*** Information shown ***
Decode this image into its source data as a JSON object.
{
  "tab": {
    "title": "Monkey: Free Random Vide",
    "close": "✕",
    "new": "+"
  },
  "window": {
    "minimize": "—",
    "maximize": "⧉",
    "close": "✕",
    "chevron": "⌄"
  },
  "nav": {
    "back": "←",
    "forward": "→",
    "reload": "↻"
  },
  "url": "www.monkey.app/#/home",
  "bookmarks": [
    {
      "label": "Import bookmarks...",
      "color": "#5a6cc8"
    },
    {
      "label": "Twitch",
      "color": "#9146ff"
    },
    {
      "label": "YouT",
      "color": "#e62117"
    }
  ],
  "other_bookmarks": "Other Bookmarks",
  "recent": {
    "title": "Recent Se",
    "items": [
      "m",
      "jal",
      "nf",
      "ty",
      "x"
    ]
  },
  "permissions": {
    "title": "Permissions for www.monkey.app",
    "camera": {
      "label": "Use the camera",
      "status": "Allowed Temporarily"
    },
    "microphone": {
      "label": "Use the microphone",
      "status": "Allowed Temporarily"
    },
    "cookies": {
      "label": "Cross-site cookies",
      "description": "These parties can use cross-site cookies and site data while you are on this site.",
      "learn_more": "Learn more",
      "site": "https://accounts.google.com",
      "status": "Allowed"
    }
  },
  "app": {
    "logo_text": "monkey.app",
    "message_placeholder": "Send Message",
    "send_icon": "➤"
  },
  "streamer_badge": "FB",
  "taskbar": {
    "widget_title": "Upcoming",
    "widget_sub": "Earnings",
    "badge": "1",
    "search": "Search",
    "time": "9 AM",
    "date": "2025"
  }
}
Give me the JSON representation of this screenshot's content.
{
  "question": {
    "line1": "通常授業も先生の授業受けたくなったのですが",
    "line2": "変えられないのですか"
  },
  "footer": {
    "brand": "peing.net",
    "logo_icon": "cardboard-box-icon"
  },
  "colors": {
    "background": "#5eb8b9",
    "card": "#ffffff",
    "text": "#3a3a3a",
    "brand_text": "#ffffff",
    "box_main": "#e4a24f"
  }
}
***
**Task statement**
Each line of the listing should be echoed back exactly.

**Full output**
Decode this image into its source data as a JSON object.
{
  "tab": {
    "title": "Monkey: Free Random Vide",
    "close": "✕",
    "new": "+"
  },
  "window": {
    "minimize": "—",
    "maximize": "⧉",
    "close": "✕",
    "chevron": "⌄"
  },
  "nav": {
    "back": "←",
    "forward": "→",
    "reload": "↻"
  },
  "url": "www.monkey.app/#/home",
  "bookmarks": [
    {
      "label": "Import bookmarks...",
      "color": "#5a6cc8"
    },
    {
      "label": "Twitch",
      "color": "#9146ff"
    },
    {
      "label": "YouT",
      "color": "#e62117"
    }
  ],
  "other_bookmarks": "Other Bookmarks",
  "recent": {
    "title": "Recent Se",
    "items": [
      "m",
      "jal",
      "nf",
      "ty",
      "x"
    ]
  },
  "permissions": {
    "title": "Permissions for www.monkey.app",
    "camera": {
      "label": "Use the camera",
      "status": "Allowed Temporarily"
    },
    "microphone": {
      "label": "Use the microphone",
      "status": "Allowed Temporarily"
    },
    "cookies": {
      "label": "Cross-site cookies",
      "description": "These parties can use cross-site cookies and site data while you are on this site.",
      "learn_more": "Learn more",
      "site": "https://accounts.google.com",
      "status": "Allowed"
    }
  },
  "app": {
    "logo_text": "monkey.app",
    "message_placeholder": "Send Message",
    "send_icon": "➤"
  },
  "streamer_badge": "FB",
  "taskbar": {
    "widget_title": "Upcoming",
    "widget_sub": "Earnings",
    "badge": "1",
    "search": "Search",
    "time": "9 AM",
    "date": "2025"
  }
}
Give me the JSON representation of this screenshot's content.
{
  "question": {
    "line1": "通常授業も先生の授業受けたくなったのですが",
    "line2": "変えられないのですか"
  },
  "footer": {
    "brand": "peing.net",
    "logo_icon": "cardboard-box-icon"
  },
  "colors": {
    "background": "#5eb8b9",
    "card": "#ffffff",
    "text": "#3a3a3a",
    "brand_text": "#ffffff",
    "box_main": "#e4a24f"
  }
}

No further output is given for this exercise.